### Data in this exercise
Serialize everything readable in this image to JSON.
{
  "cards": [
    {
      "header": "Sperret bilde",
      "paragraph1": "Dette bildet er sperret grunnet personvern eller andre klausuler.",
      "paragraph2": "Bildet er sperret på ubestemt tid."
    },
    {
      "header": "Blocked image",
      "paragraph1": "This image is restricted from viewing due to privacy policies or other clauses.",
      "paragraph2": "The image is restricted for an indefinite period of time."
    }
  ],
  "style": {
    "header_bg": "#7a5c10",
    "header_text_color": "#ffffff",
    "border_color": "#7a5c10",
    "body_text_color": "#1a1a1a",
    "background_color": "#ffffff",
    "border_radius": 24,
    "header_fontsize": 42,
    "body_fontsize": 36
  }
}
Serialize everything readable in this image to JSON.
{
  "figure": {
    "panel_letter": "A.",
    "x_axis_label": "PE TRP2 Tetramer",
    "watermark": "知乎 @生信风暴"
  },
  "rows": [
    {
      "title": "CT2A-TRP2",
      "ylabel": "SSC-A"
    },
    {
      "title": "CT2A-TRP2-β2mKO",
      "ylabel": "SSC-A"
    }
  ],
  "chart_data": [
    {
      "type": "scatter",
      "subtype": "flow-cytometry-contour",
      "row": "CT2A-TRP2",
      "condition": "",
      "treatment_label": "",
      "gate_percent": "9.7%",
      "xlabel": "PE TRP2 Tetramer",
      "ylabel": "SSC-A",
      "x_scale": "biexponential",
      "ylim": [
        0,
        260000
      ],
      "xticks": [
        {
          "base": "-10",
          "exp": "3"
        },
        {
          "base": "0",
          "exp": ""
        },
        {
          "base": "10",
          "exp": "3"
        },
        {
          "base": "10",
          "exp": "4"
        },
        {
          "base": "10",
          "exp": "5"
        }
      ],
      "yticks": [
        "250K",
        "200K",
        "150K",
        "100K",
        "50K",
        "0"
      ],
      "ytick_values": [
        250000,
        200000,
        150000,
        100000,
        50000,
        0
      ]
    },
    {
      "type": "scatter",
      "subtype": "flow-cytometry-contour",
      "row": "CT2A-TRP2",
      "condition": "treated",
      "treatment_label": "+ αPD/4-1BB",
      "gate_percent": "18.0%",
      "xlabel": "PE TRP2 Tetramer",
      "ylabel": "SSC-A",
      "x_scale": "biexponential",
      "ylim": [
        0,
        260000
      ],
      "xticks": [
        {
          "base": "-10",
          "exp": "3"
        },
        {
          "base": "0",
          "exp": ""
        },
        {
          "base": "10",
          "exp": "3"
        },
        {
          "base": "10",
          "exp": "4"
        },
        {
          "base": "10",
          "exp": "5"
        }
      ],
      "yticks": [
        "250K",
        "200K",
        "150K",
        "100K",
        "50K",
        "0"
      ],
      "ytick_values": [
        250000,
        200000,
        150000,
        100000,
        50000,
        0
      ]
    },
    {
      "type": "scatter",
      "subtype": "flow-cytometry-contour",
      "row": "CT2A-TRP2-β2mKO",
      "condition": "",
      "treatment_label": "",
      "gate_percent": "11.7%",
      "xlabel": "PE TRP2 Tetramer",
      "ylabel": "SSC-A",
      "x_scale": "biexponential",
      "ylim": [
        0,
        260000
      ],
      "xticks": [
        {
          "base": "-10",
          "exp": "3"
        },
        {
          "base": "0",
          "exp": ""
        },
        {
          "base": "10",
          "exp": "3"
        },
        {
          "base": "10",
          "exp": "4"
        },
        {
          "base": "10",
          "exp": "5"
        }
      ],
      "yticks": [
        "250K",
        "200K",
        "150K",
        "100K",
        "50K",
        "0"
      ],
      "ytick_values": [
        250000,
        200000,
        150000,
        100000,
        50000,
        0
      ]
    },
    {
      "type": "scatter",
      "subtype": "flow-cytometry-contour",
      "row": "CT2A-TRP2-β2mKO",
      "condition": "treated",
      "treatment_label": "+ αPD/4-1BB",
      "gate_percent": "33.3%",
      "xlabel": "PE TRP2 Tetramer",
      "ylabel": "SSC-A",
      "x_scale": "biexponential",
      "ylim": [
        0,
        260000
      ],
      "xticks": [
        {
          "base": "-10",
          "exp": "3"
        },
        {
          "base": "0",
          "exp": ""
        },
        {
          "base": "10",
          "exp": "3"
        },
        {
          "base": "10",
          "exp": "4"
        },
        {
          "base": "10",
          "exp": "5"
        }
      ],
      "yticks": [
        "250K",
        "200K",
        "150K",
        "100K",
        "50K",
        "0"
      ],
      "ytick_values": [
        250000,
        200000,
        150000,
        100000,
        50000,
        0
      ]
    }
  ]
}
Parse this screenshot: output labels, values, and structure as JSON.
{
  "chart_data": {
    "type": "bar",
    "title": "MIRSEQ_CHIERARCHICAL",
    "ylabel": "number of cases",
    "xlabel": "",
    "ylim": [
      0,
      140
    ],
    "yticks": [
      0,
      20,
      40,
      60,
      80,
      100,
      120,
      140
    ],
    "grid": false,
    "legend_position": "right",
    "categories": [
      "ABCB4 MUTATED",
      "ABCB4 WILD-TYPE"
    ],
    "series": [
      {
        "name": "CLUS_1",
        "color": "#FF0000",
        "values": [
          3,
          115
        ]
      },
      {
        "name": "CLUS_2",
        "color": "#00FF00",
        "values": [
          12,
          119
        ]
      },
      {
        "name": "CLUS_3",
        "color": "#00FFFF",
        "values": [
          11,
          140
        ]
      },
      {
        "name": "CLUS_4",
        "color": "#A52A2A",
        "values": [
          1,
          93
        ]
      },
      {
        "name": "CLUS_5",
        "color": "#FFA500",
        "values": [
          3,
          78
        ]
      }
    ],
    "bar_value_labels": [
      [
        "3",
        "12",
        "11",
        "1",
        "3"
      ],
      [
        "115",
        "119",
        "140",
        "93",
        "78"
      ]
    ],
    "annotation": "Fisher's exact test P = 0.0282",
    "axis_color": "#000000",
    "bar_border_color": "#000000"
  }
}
######
- [Problem description]: Copy every record above exactly as it appears.

- [Solution to this exercise]:
Serialize everything readable in this image to JSON.
{
  "cards": [
    {
      "header": "Sperret bilde",
      "paragraph1": "Dette bildet er sperret grunnet personvern eller andre klausuler.",
      "paragraph2": "Bildet er sperret på ubestemt tid."
    },
    {
      "header": "Blocked image",
      "paragraph1": "This image is restricted from viewing due to privacy policies or other clauses.",
      "paragraph2": "The image is restricted for an indefinite period of time."
    }
  ],
  "style": {
    "header_bg": "#7a5c10",
    "header_text_color": "#ffffff",
    "border_color": "#7a5c10",
    "body_text_color": "#1a1a1a",
    "background_color": "#ffffff",
    "border_radius": 24,
    "header_fontsize": 42,
    "body_fontsize": 36
  }
}
Serialize everything readable in this image to JSON.
{
  "figure": {
    "panel_letter": "A.",
    "x_axis_label": "PE TRP2 Tetramer",
    "watermark": "知乎 @生信风暴"
  },
  "rows": [
    {
      "title": "CT2A-TRP2",
      "ylabel": "SSC-A"
    },
    {
      "title": "CT2A-TRP2-β2mKO",
      "ylabel": "SSC-A"
    }
  ],
  "chart_data": [
    {
      "type": "scatter",
      "subtype": "flow-cytometry-contour",
      "row": "CT2A-TRP2",
      "condition": "",
      "treatment_label": "",
      "gate_percent": "9.7%",
      "xlabel": "PE TRP2 Tetramer",
      "ylabel": "SSC-A",
      "x_scale": "biexponential",
      "ylim": [
        0,
        260000
      ],
      "xticks": [
        {
          "base": "-10",
          "exp": "3"
        },
        {
          "base": "0",
          "exp": ""
        },
        {
          "base": "10",
          "exp": "3"
        },
        {
          "base": "10",
          "exp": "4"
        },
        {
          "base": "10",
          "exp": "5"
        }
      ],
      "yticks": [
        "250K",
        "200K",
        "150K",
        "100K",
        "50K",
        "0"
      ],
      "ytick_values": [
        250000,
        200000,
        150000,
        100000,
        50000,
        0
      ]
    },
    {
      "type": "scatter",
      "subtype": "flow-cytometry-contour",
      "row": "CT2A-TRP2",
      "condition": "treated",
      "treatment_label": "+ αPD/4-1BB",
      "gate_percent": "18.0%",
      "xlabel": "PE TRP2 Tetramer",
      "ylabel": "SSC-A",
      "x_scale": "biexponential",
      "ylim": [
        0,
        260000
      ],
      "xticks": [
        {
          "base": "-10",
          "exp": "3"
        },
        {
          "base": "0",
          "exp": ""
        },
        {
          "base": "10",
          "exp": "3"
        },
        {
          "base": "10",
          "exp": "4"
        },
        {
          "base": "10",
          "exp": "5"
        }
      ],
      "yticks": [
        "250K",
        "200K",
        "150K",
        "100K",
        "50K",
        "0"
      ],
      "ytick_values": [
        250000,
        200000,
        150000,
        100000,
        50000,
        0
      ]
    },
    {
      "type": "scatter",
      "subtype": "flow-cytometry-contour",
      "row": "CT2A-TRP2-β2mKO",
      "condition": "",
      "treatment_label": "",
      "gate_percent": "11.7%",
      "xlabel": "PE TRP2 Tetramer",
      "ylabel": "SSC-A",
      "x_scale": "biexponential",
      "ylim": [
        0,
        260000
      ],
      "xticks": [
        {
          "base": "-10",
          "exp": "3"
        },
        {
          "base": "0",
          "exp": ""
        },
        {
          "base": "10",
          "exp": "3"
        },
        {
          "base": "10",
          "exp": "4"
        },
        {
          "base": "10",
          "exp": "5"
        }
      ],
      "yticks": [
        "250K",
        "200K",
        "150K",
        "100K",
        "50K",
        "0"
      ],
      "ytick_values": [
        250000,
        200000,
        150000,
        100000,
        50000,
        0
      ]
    },
    {
      "type": "scatter",
      "subtype": "flow-cytometry-contour",
      "row": "CT2A-TRP2-β2mKO",
      "condition": "treated",
      "treatment_label": "+ αPD/4-1BB",
      "gate_percent": "33.3%",
      "xlabel": "PE TRP2 Tetramer",
      "ylabel": "SSC-A",
      "x_scale": "biexponential",
      "ylim": [
        0,
        260000
      ],
      "xticks": [
        {
          "base": "-10",
          "exp": "3"
        },
        {
          "base": "0",
          "exp": ""
        },
        {
          "base": "10",
          "exp": "3"
        },
        {
          "base": "10",
          "exp": "4"
        },
        {
          "base": "10",
          "exp": "5"
        }
      ],
      "yticks": [
        "250K",
        "200K",
        "150K",
        "100K",
        "50K",
        "0"
      ],
      "ytick_values": [
        250000,
        200000,
        150000,
        100000,
        50000,
        0
      ]
    }
  ]
}
Parse this screenshot: output labels, values, and structure as JSON.
{
  "chart_data": {
    "type": "bar",
    "title": "MIRSEQ_CHIERARCHICAL",
    "ylabel": "number of cases",
    "xlabel": "",
    "ylim": [
      0,
      140
    ],
    "yticks": [
      0,
      20,
      40,
      60,
      80,
      100,
      120,
      140
    ],
    "grid": false,
    "legend_position": "right",
    "categories": [
      "ABCB4 MUTATED",
      "ABCB4 WILD-TYPE"
    ],
    "series": [
      {
        "name": "CLUS_1",
        "color": "#FF0000",
        "values": [
          3,
          115
        ]
      },
      {
        "name": "CLUS_2",
        "color": "#00FF00",
        "values": [
          12,
          119
        ]
      },
      {
        "name": "CLUS_3",
        "color": "#00FFFF",
        "values": [
          11,
          140
        ]
      },
      {
        "name": "CLUS_4",
        "color": "#A52A2A",
        "values": [
          1,
          93
        ]
      },
      {
        "name": "CLUS_5",
        "color": "#FFA500",
        "values": [
          3,
          78
        ]
      }
    ],
    "bar_value_labels": [
      [
        "3",
        "12",
        "11",
        "1",
        "3"
      ],
      [
        "115",
        "119",
        "140",
        "93",
        "78"
      ]
    ],
    "annotation": "Fisher's exact test P = 0.0282",
    "axis_color": "#000000",
    "bar_border_color": "#000000"
  }
}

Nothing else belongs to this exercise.